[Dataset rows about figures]
□ □ □ □

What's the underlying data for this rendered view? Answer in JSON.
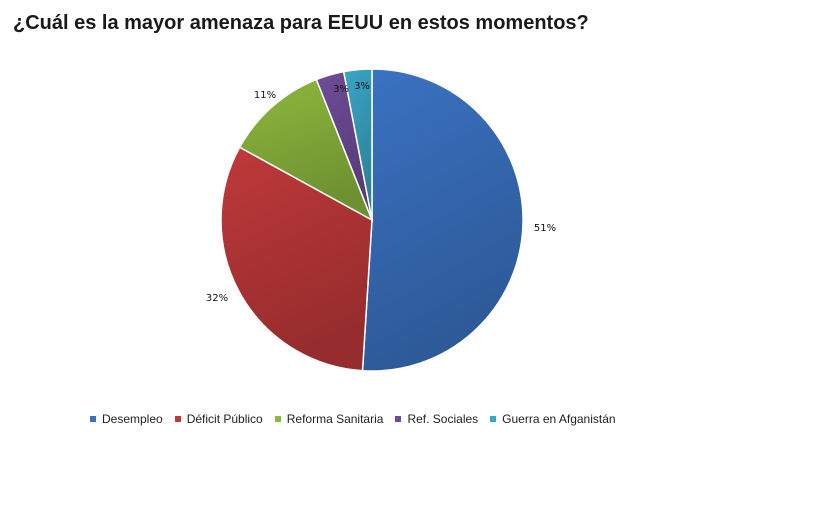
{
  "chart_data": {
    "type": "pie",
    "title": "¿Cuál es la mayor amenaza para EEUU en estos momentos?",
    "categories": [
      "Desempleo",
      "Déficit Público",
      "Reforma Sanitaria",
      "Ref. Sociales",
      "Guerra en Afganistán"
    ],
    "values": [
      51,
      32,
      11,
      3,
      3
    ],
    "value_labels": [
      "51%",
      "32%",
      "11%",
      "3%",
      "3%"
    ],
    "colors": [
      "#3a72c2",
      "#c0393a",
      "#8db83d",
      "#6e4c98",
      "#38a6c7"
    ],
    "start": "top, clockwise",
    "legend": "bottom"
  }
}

□ □ □ □

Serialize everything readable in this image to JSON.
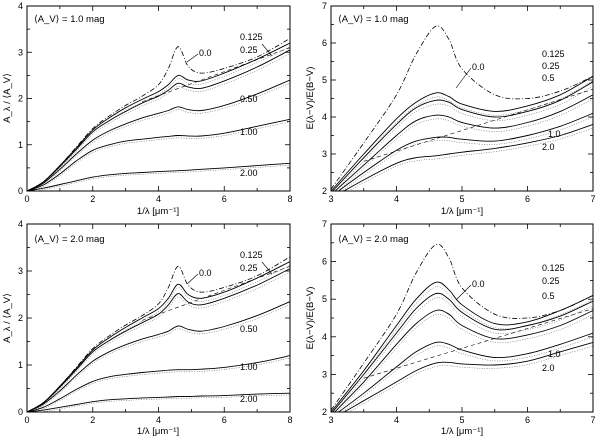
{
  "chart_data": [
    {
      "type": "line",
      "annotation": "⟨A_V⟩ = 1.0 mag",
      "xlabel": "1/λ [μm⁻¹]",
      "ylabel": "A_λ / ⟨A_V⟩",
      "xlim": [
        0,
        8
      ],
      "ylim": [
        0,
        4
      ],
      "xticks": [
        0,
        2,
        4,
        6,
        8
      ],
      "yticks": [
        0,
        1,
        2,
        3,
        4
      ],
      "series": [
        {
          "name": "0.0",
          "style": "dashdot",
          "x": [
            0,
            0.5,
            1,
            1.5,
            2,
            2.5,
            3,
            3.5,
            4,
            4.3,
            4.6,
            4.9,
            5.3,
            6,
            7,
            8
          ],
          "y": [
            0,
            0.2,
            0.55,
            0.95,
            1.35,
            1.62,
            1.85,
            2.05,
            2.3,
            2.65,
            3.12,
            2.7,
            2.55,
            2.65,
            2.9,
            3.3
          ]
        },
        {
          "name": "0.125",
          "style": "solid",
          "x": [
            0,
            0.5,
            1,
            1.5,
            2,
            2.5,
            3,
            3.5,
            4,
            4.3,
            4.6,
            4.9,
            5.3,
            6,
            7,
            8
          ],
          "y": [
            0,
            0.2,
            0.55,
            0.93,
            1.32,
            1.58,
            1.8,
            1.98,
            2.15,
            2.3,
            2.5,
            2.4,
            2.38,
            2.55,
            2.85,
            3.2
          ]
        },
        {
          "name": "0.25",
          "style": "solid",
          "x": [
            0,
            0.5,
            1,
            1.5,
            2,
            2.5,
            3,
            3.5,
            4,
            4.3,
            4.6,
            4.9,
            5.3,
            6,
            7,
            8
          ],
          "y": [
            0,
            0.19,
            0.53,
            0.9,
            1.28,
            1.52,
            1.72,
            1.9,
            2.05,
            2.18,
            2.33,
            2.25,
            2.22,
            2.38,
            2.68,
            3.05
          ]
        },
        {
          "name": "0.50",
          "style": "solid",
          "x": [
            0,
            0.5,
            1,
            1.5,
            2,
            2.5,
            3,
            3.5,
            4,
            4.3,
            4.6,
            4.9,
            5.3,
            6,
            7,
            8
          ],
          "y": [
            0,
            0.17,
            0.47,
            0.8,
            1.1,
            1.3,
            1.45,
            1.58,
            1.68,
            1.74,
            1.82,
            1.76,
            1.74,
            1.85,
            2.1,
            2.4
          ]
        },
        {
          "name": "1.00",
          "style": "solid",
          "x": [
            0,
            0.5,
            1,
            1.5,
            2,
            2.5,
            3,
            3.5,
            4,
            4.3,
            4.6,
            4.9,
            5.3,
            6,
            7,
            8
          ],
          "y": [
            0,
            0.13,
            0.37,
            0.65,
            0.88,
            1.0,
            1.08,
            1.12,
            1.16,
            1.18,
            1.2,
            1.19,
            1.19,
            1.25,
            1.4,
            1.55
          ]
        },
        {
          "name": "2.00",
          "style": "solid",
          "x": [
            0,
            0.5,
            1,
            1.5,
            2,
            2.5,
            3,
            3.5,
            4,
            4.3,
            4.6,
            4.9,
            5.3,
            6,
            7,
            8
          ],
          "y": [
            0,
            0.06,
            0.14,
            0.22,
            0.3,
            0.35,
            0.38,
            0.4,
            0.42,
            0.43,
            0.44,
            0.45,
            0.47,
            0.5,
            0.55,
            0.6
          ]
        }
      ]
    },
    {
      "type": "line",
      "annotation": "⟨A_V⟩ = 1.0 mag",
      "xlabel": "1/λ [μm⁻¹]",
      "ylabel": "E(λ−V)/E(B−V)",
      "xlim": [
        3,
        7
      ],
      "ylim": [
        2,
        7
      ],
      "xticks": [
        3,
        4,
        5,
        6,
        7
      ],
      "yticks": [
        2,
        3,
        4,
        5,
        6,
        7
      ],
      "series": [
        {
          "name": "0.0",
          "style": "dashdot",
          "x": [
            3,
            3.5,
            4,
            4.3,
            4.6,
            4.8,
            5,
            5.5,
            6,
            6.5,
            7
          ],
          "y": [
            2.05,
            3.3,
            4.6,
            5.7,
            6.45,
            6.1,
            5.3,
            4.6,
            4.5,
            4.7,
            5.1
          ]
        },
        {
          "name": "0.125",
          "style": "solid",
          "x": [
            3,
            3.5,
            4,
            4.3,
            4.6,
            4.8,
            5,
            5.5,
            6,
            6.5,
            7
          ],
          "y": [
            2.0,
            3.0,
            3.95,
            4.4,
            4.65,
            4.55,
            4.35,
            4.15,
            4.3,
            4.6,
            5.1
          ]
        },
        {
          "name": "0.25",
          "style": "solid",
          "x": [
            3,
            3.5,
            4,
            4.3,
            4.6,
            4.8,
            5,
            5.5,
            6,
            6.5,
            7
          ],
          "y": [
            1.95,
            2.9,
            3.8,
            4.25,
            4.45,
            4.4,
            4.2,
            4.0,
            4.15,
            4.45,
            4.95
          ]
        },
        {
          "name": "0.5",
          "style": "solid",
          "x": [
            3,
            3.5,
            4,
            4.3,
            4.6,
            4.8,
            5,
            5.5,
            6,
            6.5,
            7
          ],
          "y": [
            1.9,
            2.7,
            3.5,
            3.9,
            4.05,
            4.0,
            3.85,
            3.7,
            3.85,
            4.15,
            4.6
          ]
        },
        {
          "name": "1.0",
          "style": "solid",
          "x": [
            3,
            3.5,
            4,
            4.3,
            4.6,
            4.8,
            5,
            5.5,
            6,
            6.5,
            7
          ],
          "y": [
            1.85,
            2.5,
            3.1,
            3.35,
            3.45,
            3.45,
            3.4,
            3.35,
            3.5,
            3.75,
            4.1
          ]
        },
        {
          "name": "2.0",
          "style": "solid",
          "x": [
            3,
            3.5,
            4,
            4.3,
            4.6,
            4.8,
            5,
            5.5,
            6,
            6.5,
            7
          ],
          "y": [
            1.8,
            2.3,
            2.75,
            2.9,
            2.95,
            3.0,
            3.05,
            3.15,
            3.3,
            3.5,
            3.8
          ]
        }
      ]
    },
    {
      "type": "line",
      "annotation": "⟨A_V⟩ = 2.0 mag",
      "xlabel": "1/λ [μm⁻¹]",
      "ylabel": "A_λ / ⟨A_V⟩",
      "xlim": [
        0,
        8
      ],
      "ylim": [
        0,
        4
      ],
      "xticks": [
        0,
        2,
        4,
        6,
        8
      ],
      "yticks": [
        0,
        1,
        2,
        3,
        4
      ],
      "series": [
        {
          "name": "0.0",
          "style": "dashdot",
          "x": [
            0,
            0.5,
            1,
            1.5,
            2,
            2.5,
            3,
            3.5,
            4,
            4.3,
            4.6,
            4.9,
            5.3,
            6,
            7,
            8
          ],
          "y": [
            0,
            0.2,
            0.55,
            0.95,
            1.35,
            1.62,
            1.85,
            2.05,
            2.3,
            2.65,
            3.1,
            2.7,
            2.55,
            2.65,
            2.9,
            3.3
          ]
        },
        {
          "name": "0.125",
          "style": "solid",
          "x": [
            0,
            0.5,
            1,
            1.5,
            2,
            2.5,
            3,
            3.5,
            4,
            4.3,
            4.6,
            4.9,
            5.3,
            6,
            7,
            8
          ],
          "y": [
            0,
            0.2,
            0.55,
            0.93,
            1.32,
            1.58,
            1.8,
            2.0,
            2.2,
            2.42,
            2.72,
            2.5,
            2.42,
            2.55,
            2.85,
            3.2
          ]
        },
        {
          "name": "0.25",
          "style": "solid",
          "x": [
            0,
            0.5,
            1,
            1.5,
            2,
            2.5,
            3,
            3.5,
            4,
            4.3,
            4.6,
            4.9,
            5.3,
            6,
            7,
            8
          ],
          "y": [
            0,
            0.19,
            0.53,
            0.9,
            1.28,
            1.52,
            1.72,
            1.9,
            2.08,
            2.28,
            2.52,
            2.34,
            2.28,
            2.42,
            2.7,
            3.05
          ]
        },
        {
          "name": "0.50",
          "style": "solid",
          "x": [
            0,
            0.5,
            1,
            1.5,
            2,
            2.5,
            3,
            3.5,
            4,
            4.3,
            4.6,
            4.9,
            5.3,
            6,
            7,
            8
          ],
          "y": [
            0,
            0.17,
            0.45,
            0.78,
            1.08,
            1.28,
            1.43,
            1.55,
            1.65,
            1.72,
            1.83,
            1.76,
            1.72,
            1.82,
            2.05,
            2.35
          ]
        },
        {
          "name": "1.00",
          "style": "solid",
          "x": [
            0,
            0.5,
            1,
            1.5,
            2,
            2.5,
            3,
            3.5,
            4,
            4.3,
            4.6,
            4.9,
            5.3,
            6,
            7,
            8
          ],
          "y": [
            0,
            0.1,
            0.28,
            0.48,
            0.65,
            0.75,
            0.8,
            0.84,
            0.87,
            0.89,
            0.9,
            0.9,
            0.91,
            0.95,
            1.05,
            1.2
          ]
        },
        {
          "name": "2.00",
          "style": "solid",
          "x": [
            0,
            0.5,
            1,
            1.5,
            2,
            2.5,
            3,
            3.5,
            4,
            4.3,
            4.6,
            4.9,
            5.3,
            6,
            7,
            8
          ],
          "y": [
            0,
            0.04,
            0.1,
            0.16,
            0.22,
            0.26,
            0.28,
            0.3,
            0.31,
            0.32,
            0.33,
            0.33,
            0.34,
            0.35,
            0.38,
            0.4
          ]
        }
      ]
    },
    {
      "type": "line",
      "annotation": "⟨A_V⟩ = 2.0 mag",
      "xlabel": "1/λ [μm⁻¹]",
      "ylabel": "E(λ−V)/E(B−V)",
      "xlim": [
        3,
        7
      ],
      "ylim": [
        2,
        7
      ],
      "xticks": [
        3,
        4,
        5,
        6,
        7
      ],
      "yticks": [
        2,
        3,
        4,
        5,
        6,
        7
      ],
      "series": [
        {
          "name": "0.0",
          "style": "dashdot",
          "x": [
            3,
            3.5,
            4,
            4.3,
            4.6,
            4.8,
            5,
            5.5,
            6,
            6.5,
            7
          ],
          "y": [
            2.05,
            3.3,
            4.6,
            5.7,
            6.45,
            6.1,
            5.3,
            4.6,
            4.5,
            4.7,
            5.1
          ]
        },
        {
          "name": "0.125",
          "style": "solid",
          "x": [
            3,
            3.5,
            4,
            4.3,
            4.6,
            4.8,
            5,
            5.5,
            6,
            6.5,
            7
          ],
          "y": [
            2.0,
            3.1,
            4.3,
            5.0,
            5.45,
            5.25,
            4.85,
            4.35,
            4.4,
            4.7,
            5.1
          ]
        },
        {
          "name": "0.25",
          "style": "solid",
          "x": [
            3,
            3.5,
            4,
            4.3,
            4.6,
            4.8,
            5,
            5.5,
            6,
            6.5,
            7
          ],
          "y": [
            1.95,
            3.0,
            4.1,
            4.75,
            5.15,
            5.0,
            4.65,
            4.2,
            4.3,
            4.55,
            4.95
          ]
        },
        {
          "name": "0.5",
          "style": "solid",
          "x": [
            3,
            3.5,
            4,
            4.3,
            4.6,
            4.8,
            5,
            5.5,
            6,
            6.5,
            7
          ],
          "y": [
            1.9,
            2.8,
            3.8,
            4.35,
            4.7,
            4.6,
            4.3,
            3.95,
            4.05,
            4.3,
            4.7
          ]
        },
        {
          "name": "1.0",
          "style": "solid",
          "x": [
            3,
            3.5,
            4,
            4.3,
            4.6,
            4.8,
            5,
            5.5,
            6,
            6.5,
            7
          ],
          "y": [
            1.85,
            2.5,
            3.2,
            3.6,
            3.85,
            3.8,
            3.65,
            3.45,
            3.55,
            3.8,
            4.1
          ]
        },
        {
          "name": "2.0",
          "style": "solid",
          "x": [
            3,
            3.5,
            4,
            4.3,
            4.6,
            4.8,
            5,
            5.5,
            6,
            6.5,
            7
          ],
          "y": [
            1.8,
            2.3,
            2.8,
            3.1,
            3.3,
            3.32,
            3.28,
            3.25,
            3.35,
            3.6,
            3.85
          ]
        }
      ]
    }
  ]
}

□ □ □ □

■ INSTRUCTIONS TO FOLLOW ■
Single out each line of the records above with the string "JSON" in it, and copy it.

■ SOLVED EXERCISE ■
What's the underlying data for this rendered view? Answer in JSON.
Serialize everything readable in this image to JSON.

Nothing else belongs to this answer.